►

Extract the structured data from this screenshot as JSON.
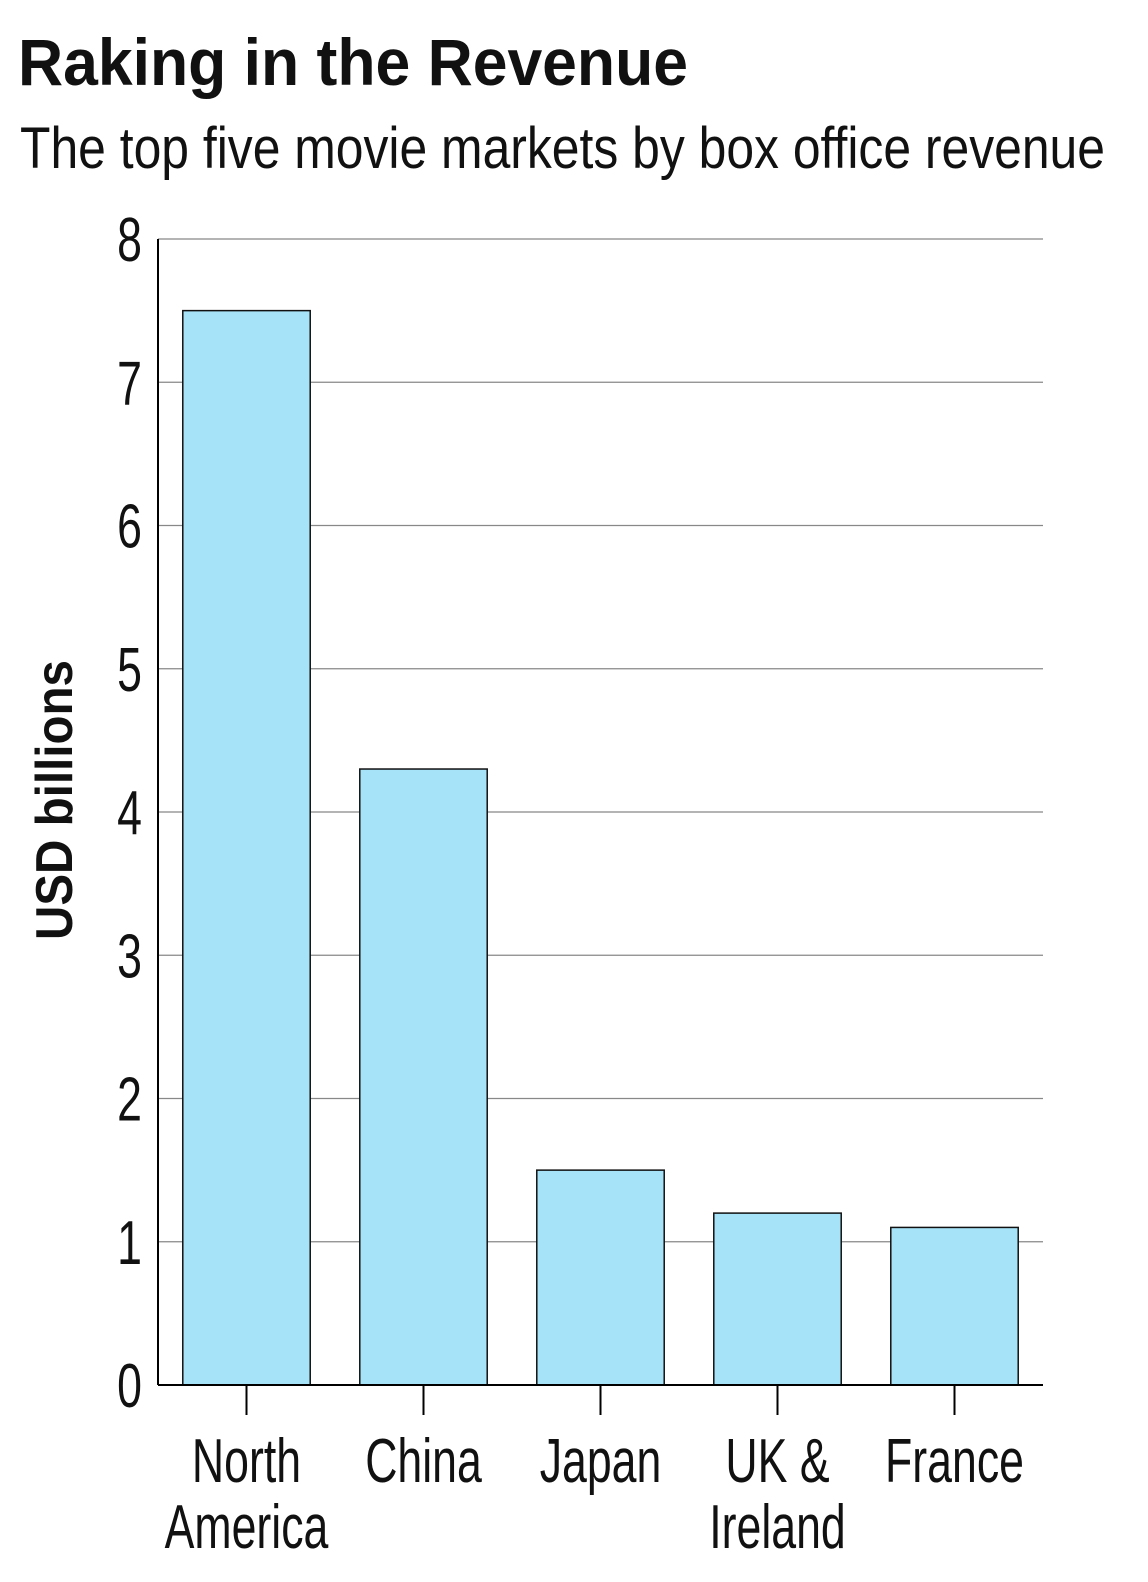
{
  "chart_data": {
    "type": "bar",
    "title": "Raking in the Revenue",
    "subtitle": "The top five movie markets by box office revenue",
    "y_label": "USD billions",
    "categories": [
      [
        "North",
        "America"
      ],
      [
        "China"
      ],
      [
        "Japan"
      ],
      [
        "UK &",
        "Ireland"
      ],
      [
        "France"
      ]
    ],
    "values": [
      7.5,
      4.3,
      1.5,
      1.2,
      1.1
    ],
    "color": "#a6e3f9",
    "ylim": [
      0,
      8
    ],
    "yticks": [
      0,
      1,
      2,
      3,
      4,
      5,
      6,
      7,
      8
    ],
    "grid": true
  }
}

◄

Work to be completed —
Repeat each record exactly, with the pictures left out.

Result of the task —
Extract the structured data from this screenshot as JSON.
{
  "chart_data": {
    "type": "bar",
    "title": "Raking in the Revenue",
    "subtitle": "The top five movie markets by box office revenue",
    "y_label": "USD billions",
    "categories": [
      [
        "North",
        "America"
      ],
      [
        "China"
      ],
      [
        "Japan"
      ],
      [
        "UK &",
        "Ireland"
      ],
      [
        "France"
      ]
    ],
    "values": [
      7.5,
      4.3,
      1.5,
      1.2,
      1.1
    ],
    "color": "#a6e3f9",
    "ylim": [
      0,
      8
    ],
    "yticks": [
      0,
      1,
      2,
      3,
      4,
      5,
      6,
      7,
      8
    ],
    "grid": true
  }
}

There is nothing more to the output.